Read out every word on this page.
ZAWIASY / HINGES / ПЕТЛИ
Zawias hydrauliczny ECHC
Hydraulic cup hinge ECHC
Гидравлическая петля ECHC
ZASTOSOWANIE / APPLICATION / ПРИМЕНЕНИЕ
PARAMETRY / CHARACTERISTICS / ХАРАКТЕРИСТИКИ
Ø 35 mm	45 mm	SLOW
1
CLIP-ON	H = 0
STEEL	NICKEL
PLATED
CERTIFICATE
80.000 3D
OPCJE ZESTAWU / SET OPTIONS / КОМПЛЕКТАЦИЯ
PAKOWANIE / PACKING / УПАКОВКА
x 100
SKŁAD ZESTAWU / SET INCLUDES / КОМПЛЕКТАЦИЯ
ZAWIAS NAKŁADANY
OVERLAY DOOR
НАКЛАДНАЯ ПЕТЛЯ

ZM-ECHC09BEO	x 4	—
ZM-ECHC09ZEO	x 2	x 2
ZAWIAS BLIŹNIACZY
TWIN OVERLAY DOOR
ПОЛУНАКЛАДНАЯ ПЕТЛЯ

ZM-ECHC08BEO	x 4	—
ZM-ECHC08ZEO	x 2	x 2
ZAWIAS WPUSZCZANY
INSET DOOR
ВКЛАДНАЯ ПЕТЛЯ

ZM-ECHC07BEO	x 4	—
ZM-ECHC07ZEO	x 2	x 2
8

══════════════════════════════

Repeat all of the records above exactly as they appear.

Read out every word on this page.
ZAWIASY / HINGES / ПЕТЛИ
Zawias hydrauliczny ECHC
Hydraulic cup hinge ECHC
Гидравлическая петля ECHC
ZASTOSOWANIE / APPLICATION / ПРИМЕНЕНИЕ
PARAMETRY / CHARACTERISTICS / ХАРАКТЕРИСТИКИ
Ø 35 mm	45 mm	SLOW
1
CLIP-ON	H = 0
STEEL	NICKEL
PLATED
CERTIFICATE
80.000 3D
OPCJE ZESTAWU / SET OPTIONS / КОМПЛЕКТАЦИЯ
PAKOWANIE / PACKING / УПАКОВКА
x 100
SKŁAD ZESTAWU / SET INCLUDES / КОМПЛЕКТАЦИЯ
ZAWIAS NAKŁADANY
OVERLAY DOOR
НАКЛАДНАЯ ПЕТЛЯ

ZM-ECHC09BEO	x 4	—
ZM-ECHC09ZEO	x 2	x 2
ZAWIAS BLIŹNIACZY
TWIN OVERLAY DOOR
ПОЛУНАКЛАДНАЯ ПЕТЛЯ

ZM-ECHC08BEO	x 4	—
ZM-ECHC08ZEO	x 2	x 2
ZAWIAS WPUSZCZANY
INSET DOOR
ВКЛАДНАЯ ПЕТЛЯ

ZM-ECHC07BEO	x 4	—
ZM-ECHC07ZEO	x 2	x 2
8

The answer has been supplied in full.